THE REQUEST
Which lines in the records below contain the word "Crunchy"? Copy each of them.

[Dataset entries]
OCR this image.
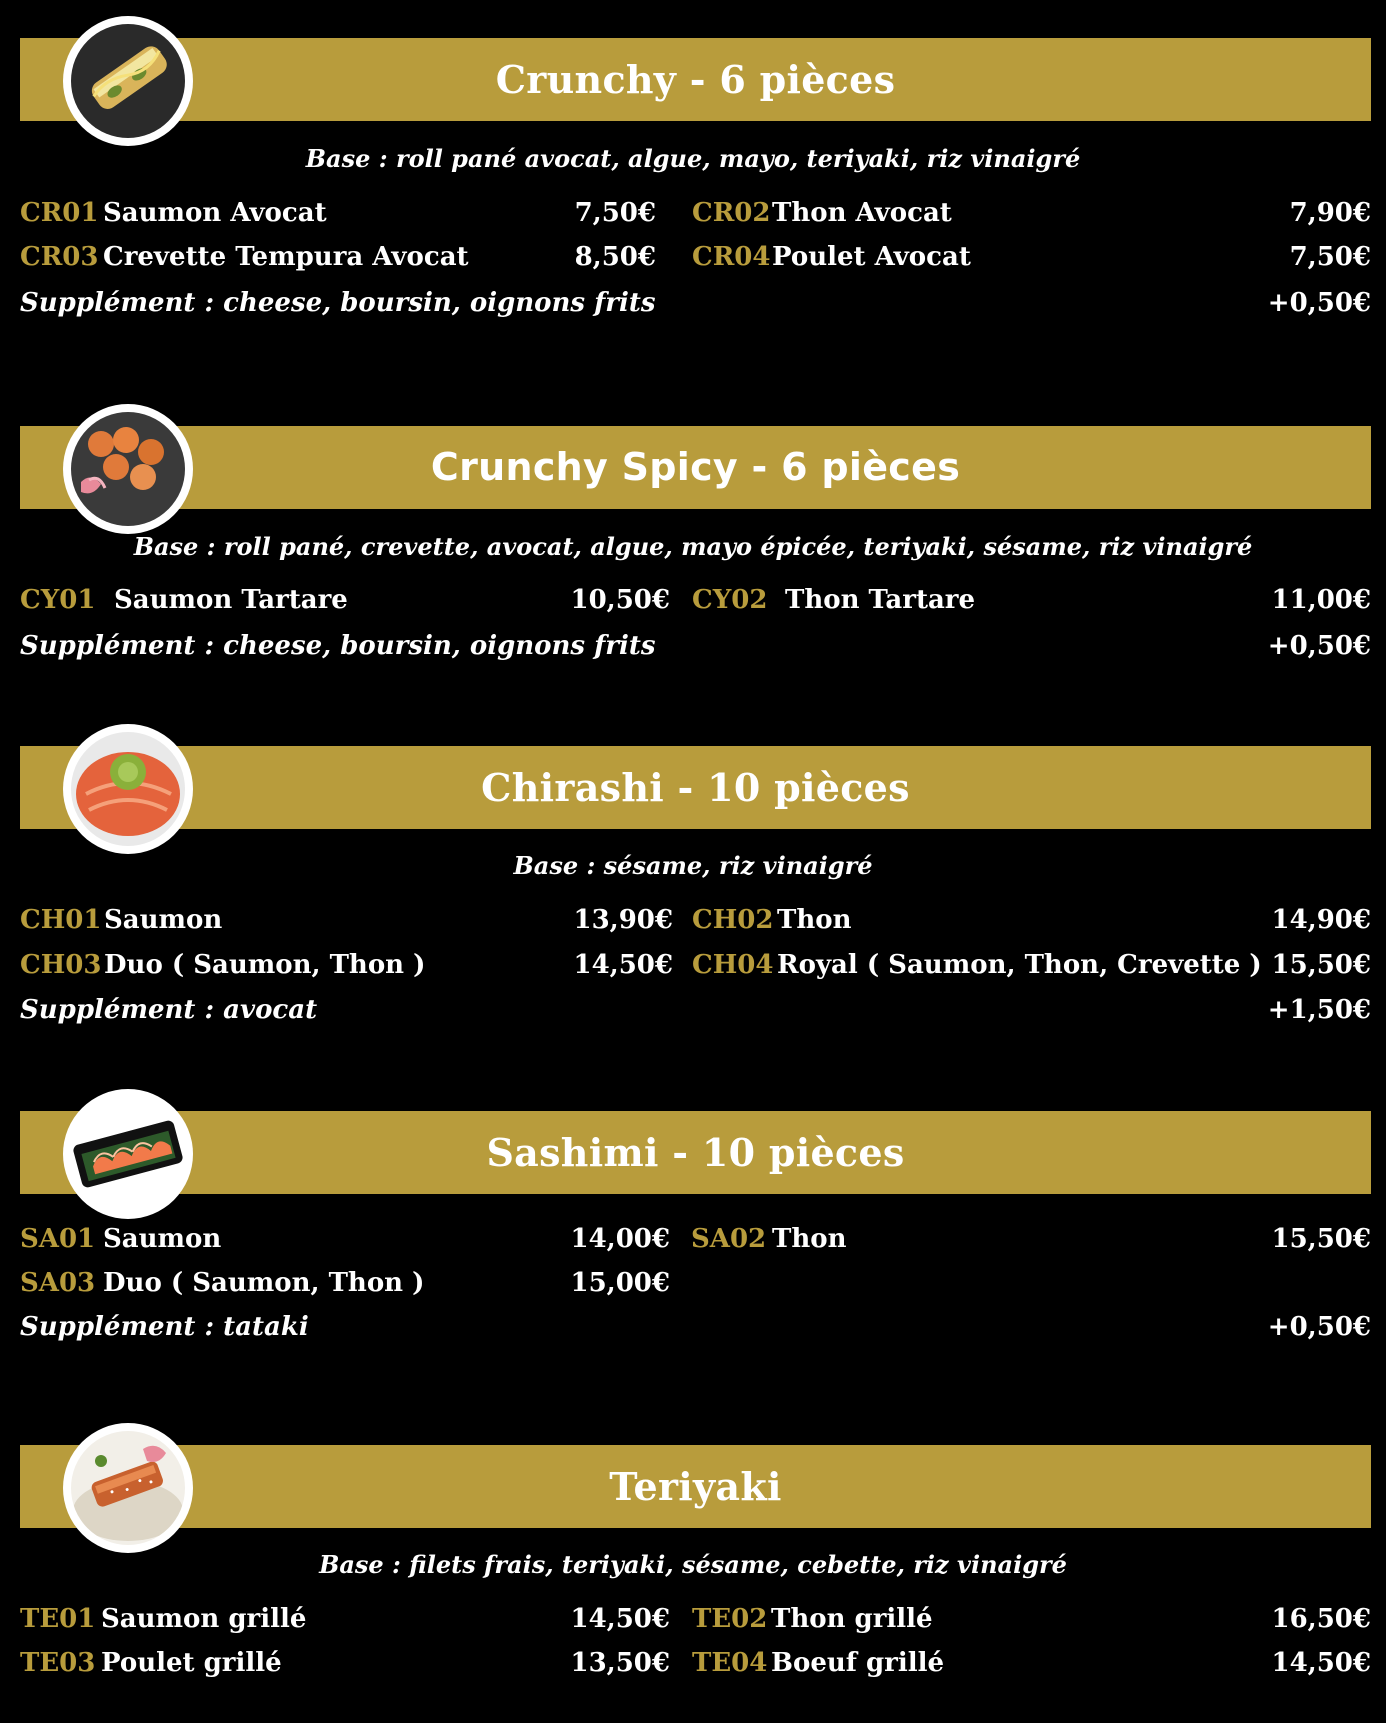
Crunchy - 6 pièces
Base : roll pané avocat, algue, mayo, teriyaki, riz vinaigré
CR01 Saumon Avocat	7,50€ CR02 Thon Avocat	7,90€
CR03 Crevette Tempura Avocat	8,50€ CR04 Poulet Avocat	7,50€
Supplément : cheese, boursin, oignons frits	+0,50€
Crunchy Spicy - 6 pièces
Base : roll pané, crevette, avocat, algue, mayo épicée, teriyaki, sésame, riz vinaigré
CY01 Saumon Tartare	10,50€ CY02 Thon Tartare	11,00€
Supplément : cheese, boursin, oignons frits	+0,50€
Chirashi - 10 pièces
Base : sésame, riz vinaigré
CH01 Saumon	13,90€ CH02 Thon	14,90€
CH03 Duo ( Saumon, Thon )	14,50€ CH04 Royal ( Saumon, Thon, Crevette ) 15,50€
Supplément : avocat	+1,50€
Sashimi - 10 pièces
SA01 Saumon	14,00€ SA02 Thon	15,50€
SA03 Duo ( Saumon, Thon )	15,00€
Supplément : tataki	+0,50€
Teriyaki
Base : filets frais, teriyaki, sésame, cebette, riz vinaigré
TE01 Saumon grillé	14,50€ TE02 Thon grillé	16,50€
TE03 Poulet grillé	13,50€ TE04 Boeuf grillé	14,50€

---

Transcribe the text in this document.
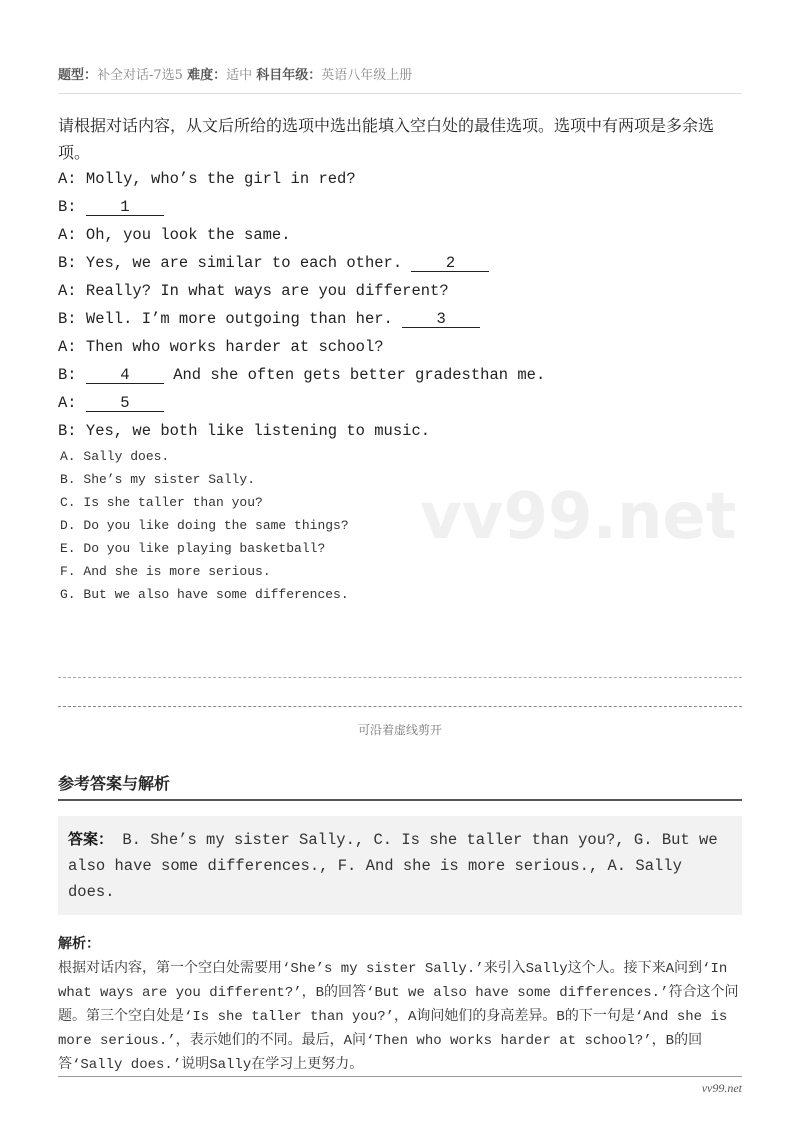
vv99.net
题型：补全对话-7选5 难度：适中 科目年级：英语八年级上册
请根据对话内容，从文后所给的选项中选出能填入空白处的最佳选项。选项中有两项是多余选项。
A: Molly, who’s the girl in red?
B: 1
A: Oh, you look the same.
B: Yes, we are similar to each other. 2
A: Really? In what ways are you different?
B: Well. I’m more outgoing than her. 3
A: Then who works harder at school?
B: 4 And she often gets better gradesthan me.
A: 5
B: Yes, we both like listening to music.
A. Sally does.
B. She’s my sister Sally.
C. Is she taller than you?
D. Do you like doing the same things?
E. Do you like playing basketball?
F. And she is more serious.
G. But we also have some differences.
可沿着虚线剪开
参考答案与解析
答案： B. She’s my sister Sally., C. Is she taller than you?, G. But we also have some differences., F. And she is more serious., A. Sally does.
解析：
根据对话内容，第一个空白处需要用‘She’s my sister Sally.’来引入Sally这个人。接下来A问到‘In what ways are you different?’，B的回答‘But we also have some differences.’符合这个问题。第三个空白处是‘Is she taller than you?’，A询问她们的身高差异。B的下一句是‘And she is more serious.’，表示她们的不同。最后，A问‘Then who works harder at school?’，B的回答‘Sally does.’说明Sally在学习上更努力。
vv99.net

* * *

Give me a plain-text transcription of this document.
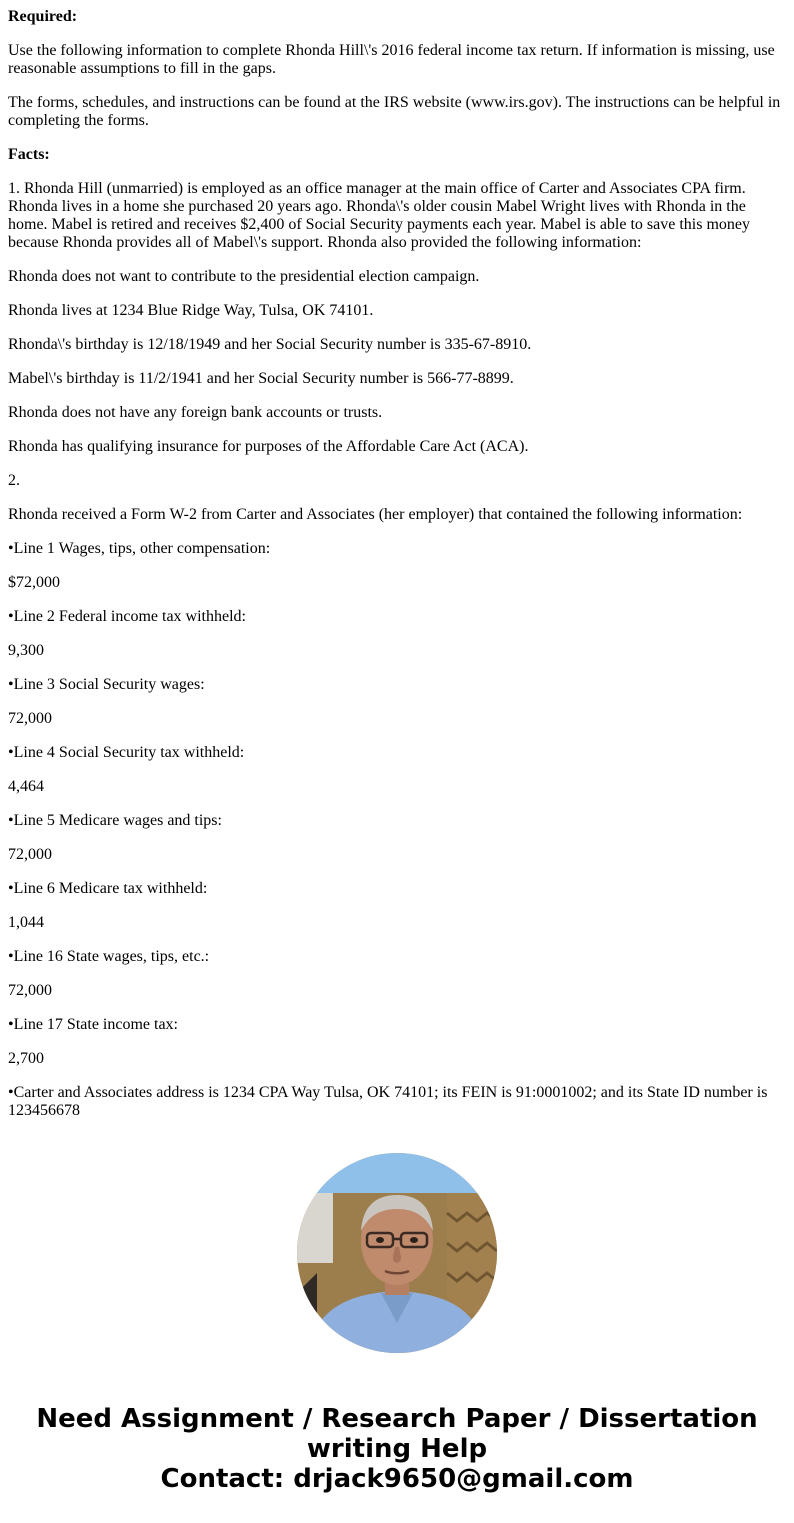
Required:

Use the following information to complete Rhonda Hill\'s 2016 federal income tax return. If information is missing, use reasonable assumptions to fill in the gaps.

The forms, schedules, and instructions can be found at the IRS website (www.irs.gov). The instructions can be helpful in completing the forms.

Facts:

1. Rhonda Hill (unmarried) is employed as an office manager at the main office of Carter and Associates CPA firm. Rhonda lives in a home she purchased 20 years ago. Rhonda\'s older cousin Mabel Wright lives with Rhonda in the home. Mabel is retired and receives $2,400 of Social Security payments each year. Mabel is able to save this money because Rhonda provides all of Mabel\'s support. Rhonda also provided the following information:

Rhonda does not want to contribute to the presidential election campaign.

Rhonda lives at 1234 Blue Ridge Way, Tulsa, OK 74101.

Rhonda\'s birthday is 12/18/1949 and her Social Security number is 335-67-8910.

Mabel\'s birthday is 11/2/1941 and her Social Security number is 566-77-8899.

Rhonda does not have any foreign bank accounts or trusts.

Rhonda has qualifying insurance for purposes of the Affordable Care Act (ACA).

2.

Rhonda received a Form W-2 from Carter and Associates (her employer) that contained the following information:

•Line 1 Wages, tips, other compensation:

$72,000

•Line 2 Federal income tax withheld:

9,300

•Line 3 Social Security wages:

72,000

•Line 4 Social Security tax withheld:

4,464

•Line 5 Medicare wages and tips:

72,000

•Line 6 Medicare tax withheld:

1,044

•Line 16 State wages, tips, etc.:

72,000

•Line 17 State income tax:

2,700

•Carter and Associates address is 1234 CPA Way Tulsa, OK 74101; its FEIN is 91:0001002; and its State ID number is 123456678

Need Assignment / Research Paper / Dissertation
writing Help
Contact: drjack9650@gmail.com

EXERCISE RESPONSE
Crunchy - 6 pièces
Crunchy Spicy - 6 pièces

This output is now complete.